_REQUIREMENTS_.
Check every line below for the word "note" and show those that hold it.
-------------------------
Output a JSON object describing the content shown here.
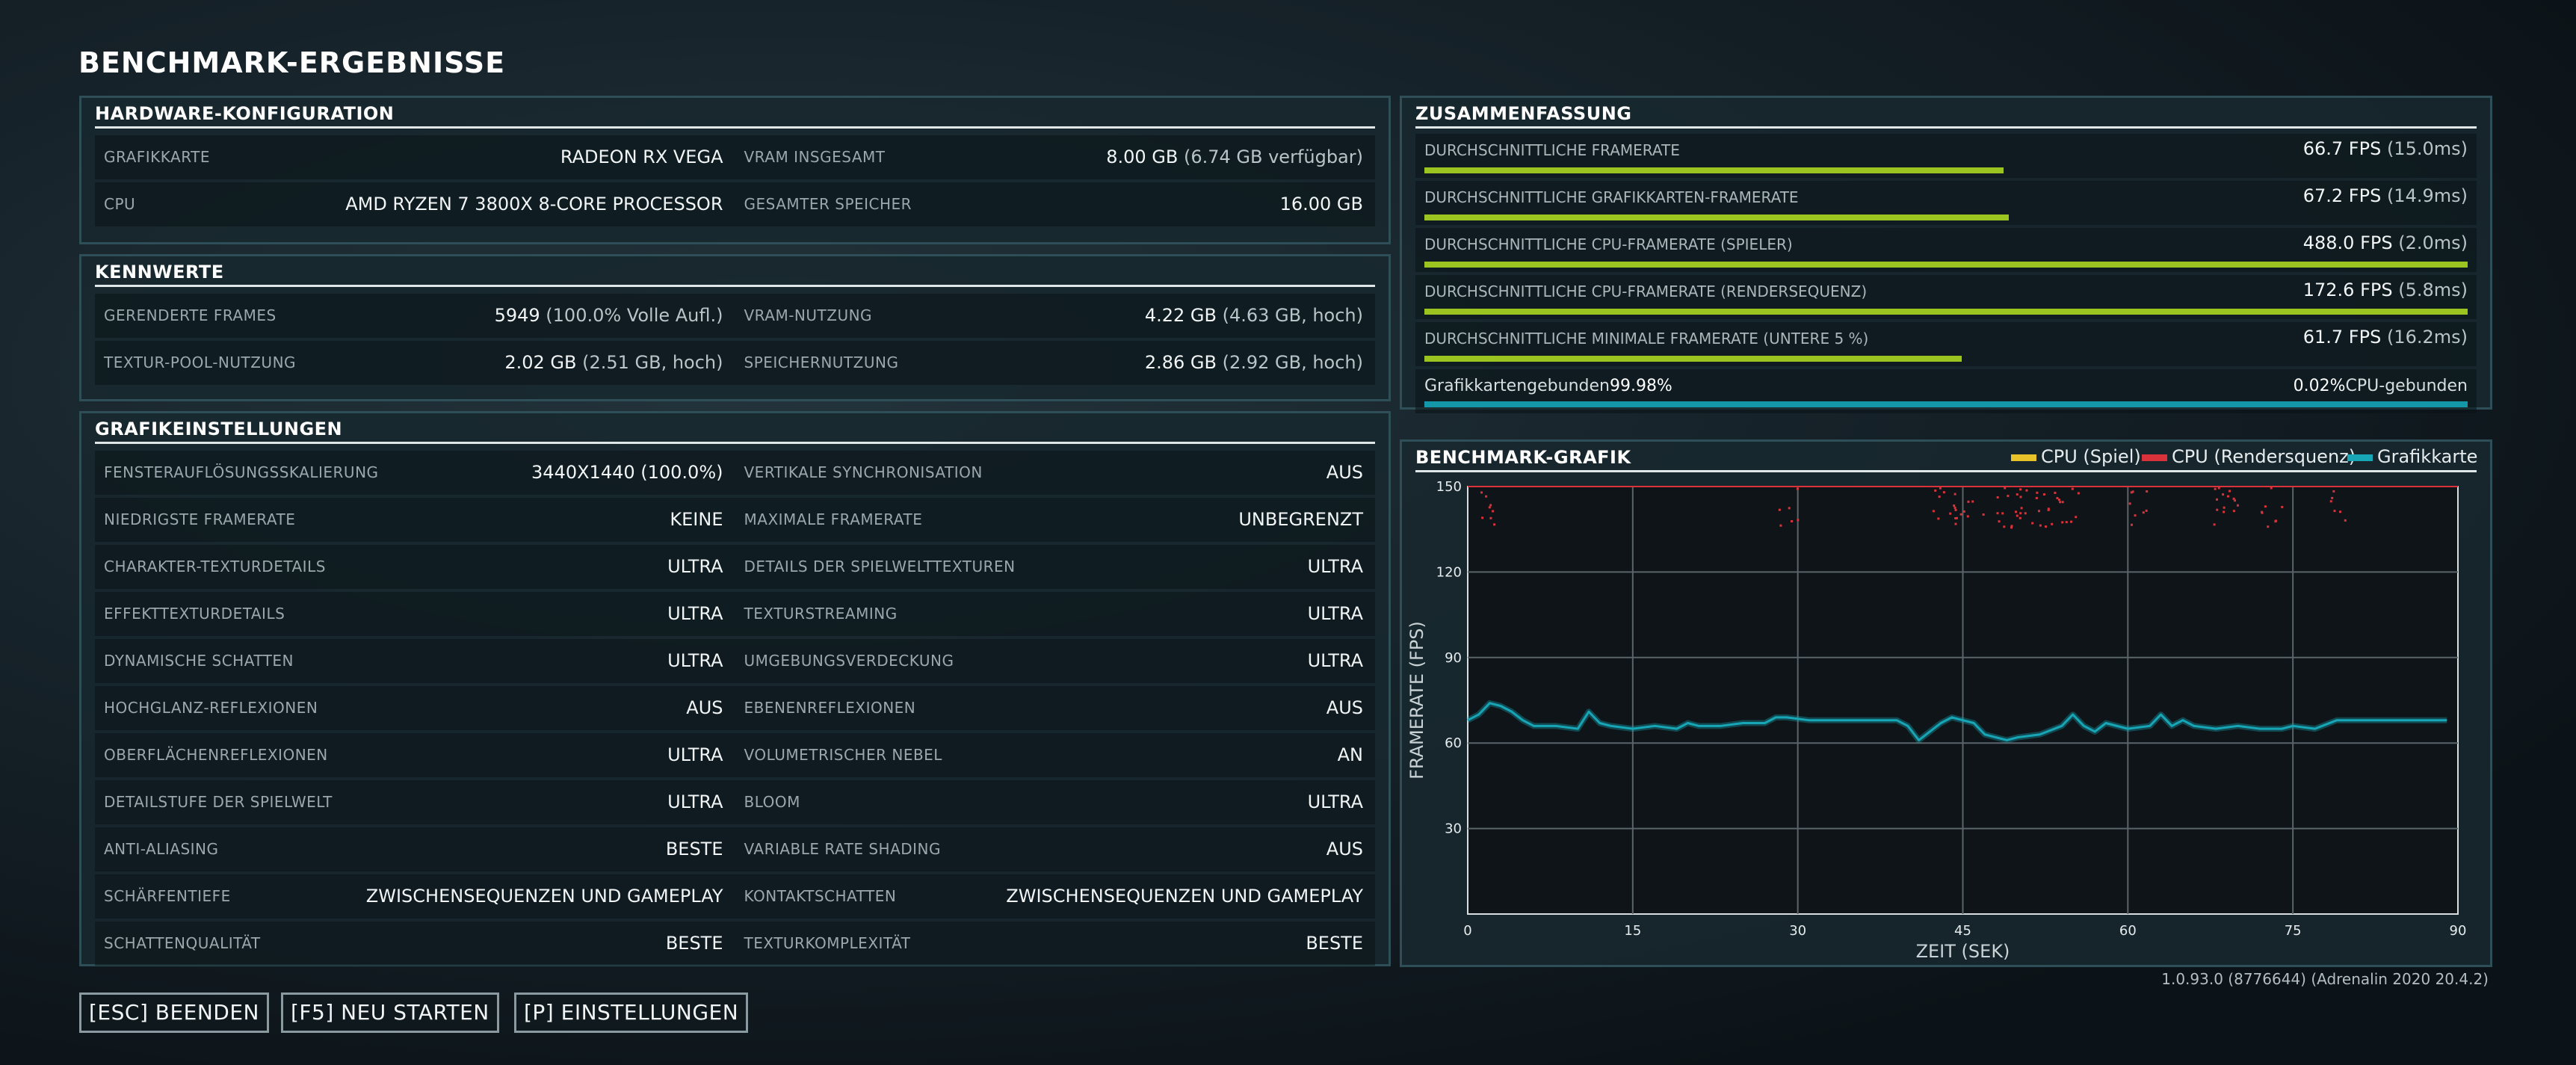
{
  "page_title": "BENCHMARK-ERGEBNISSE",
  "hardware": {
    "heading": "HARDWARE-KONFIGURATION",
    "rows": [
      {
        "l_label": "GRAFIKKARTE",
        "l_value": "RADEON RX VEGA",
        "l_sec": "",
        "r_label": "VRAM INSGESAMT",
        "r_value": "8.00 GB",
        "r_sec": " (6.74 GB verfügbar)"
      },
      {
        "l_label": "CPU",
        "l_value": "AMD RYZEN 7 3800X 8-CORE PROCESSOR",
        "l_sec": "",
        "r_label": "GESAMTER SPEICHER",
        "r_value": "16.00 GB",
        "r_sec": ""
      }
    ]
  },
  "kennwerte": {
    "heading": "KENNWERTE",
    "rows": [
      {
        "l_label": "GERENDERTE FRAMES",
        "l_value": "5949",
        "l_sec": " (100.0% Volle Aufl.)",
        "r_label": "VRAM-NUTZUNG",
        "r_value": "4.22 GB",
        "r_sec": " (4.63 GB, hoch)"
      },
      {
        "l_label": "TEXTUR-POOL-NUTZUNG",
        "l_value": "2.02 GB",
        "l_sec": " (2.51 GB, hoch)",
        "r_label": "SPEICHERNUTZUNG",
        "r_value": "2.86 GB",
        "r_sec": " (2.92 GB, hoch)"
      }
    ]
  },
  "grafik": {
    "heading": "GRAFIKEINSTELLUNGEN",
    "rows": [
      {
        "l_label": "FENSTERAUFLÖSUNGSSKALIERUNG",
        "l_value": "3440X1440 (100.0%)",
        "l_sec": "",
        "r_label": "VERTIKALE SYNCHRONISATION",
        "r_value": "AUS",
        "r_sec": ""
      },
      {
        "l_label": "NIEDRIGSTE FRAMERATE",
        "l_value": "KEINE",
        "l_sec": "",
        "r_label": "MAXIMALE FRAMERATE",
        "r_value": "UNBEGRENZT",
        "r_sec": ""
      },
      {
        "l_label": "CHARAKTER-TEXTURDETAILS",
        "l_value": "ULTRA",
        "l_sec": "",
        "r_label": "DETAILS DER SPIELWELTTEXTUREN",
        "r_value": "ULTRA",
        "r_sec": ""
      },
      {
        "l_label": "EFFEKTTEXTURDETAILS",
        "l_value": "ULTRA",
        "l_sec": "",
        "r_label": "TEXTURSTREAMING",
        "r_value": "ULTRA",
        "r_sec": ""
      },
      {
        "l_label": "DYNAMISCHE SCHATTEN",
        "l_value": "ULTRA",
        "l_sec": "",
        "r_label": "UMGEBUNGSVERDECKUNG",
        "r_value": "ULTRA",
        "r_sec": ""
      },
      {
        "l_label": "HOCHGLANZ-REFLEXIONEN",
        "l_value": "AUS",
        "l_sec": "",
        "r_label": "EBENENREFLEXIONEN",
        "r_value": "AUS",
        "r_sec": ""
      },
      {
        "l_label": "OBERFLÄCHENREFLEXIONEN",
        "l_value": "ULTRA",
        "l_sec": "",
        "r_label": "VOLUMETRISCHER NEBEL",
        "r_value": "AN",
        "r_sec": ""
      },
      {
        "l_label": "DETAILSTUFE DER SPIELWELT",
        "l_value": "ULTRA",
        "l_sec": "",
        "r_label": "BLOOM",
        "r_value": "ULTRA",
        "r_sec": ""
      },
      {
        "l_label": "ANTI-ALIASING",
        "l_value": "BESTE",
        "l_sec": "",
        "r_label": "VARIABLE RATE SHADING",
        "r_value": "AUS",
        "r_sec": ""
      },
      {
        "l_label": "SCHÄRFENTIEFE",
        "l_value": "ZWISCHENSEQUENZEN UND GAMEPLAY",
        "l_sec": "",
        "r_label": "KONTAKTSCHATTEN",
        "r_value": "ZWISCHENSEQUENZEN UND GAMEPLAY",
        "r_sec": ""
      },
      {
        "l_label": "SCHATTENQUALITÄT",
        "l_value": "BESTE",
        "l_sec": "",
        "r_label": "TEXTURKOMPLEXITÄT",
        "r_value": "BESTE",
        "r_sec": ""
      }
    ]
  },
  "summary": {
    "heading": "ZUSAMMENFASSUNG",
    "rows": [
      {
        "label": "DURCHSCHNITTLICHE FRAMERATE",
        "value": "66.7 FPS",
        "sec": " (15.0ms)",
        "fill": 0.555
      },
      {
        "label": "DURCHSCHNITTLICHE GRAFIKKARTEN-FRAMERATE",
        "value": "67.2 FPS",
        "sec": " (14.9ms)",
        "fill": 0.56
      },
      {
        "label": "DURCHSCHNITTLICHE CPU-FRAMERATE (SPIELER)",
        "value": "488.0 FPS",
        "sec": " (2.0ms)",
        "fill": 1.0
      },
      {
        "label": "DURCHSCHNITTLICHE CPU-FRAMERATE (RENDERSEQUENZ)",
        "value": "172.6 FPS",
        "sec": " (5.8ms)",
        "fill": 1.0
      },
      {
        "label": "DURCHSCHNITTLICHE MINIMALE FRAMERATE (UNTERE 5 %)",
        "value": "61.7 FPS",
        "sec": " (16.2ms)",
        "fill": 0.515
      }
    ],
    "gpu_bound_label": "Grafikkartengebunden",
    "gpu_bound_value": "99.98%",
    "cpu_bound_value": "0.02%",
    "cpu_bound_label": "CPU-gebunden",
    "gpu_bound_fraction": 0.9998
  },
  "chart_panel_heading": "BENCHMARK-GRAFIK",
  "legend": [
    {
      "name": "CPU (Spiel)",
      "color": "#e8c229"
    },
    {
      "name": "CPU (Rendersquenz)",
      "color": "#d9323a"
    },
    {
      "name": "Grafikkarte",
      "color": "#16a6b6"
    }
  ],
  "chart_data": {
    "type": "line",
    "title": "BENCHMARK-GRAFIK",
    "xlabel": "ZEIT (SEK)",
    "ylabel": "FRAMERATE (FPS)",
    "xlim": [
      0,
      90
    ],
    "ylim": [
      0,
      150
    ],
    "x_ticks": [
      "0",
      "15",
      "30",
      "45",
      "60",
      "75",
      "90"
    ],
    "y_ticks": [
      "30",
      "60",
      "90",
      "120",
      "150"
    ],
    "series": [
      {
        "name": "Grafikkarte",
        "color": "#16a6b6",
        "x": [
          0,
          1,
          2,
          3,
          4,
          5,
          6,
          8,
          10,
          11,
          12,
          13,
          15,
          17,
          19,
          20,
          21,
          23,
          25,
          27,
          28,
          29,
          31,
          33,
          35,
          37,
          39,
          40,
          41,
          42,
          43,
          44,
          45,
          46,
          47,
          48,
          49,
          50,
          52,
          54,
          55,
          56,
          57,
          58,
          60,
          62,
          63,
          64,
          65,
          66,
          68,
          70,
          72,
          74,
          75,
          77,
          79,
          81,
          83,
          85,
          87,
          89
        ],
        "y": [
          68,
          70,
          74,
          73,
          71,
          68,
          66,
          66,
          65,
          71,
          67,
          66,
          65,
          66,
          65,
          67,
          66,
          66,
          67,
          67,
          69,
          69,
          68,
          68,
          68,
          68,
          68,
          66,
          61,
          64,
          67,
          69,
          68,
          67,
          63,
          62,
          61,
          62,
          63,
          66,
          70,
          66,
          64,
          67,
          65,
          66,
          70,
          66,
          68,
          66,
          65,
          66,
          65,
          65,
          66,
          65,
          68,
          68,
          68,
          68,
          68,
          68
        ]
      },
      {
        "name": "CPU (Rendersquenz)",
        "color": "#d9323a",
        "note": "capped near top of axis with scattered points around 130-150",
        "x": [
          0,
          90
        ],
        "y": [
          150,
          150
        ]
      },
      {
        "name": "CPU (Spiel)",
        "color": "#e8c229",
        "note": "off scale above 150 FPS",
        "x": [],
        "y": []
      }
    ]
  },
  "buttons": {
    "quit": "[ESC] BEENDEN",
    "restart": "[F5] NEU STARTEN",
    "settings": "[P] EINSTELLUNGEN"
  },
  "version": "1.0.93.0 (8776644) (Adrenalin 2020 20.4.2)"
}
-------------------------
_EXPECTED ANSWER_.
        "note": "capped near top of axis with scattered points around 130-150",
        "note": "off scale above 150 FPS",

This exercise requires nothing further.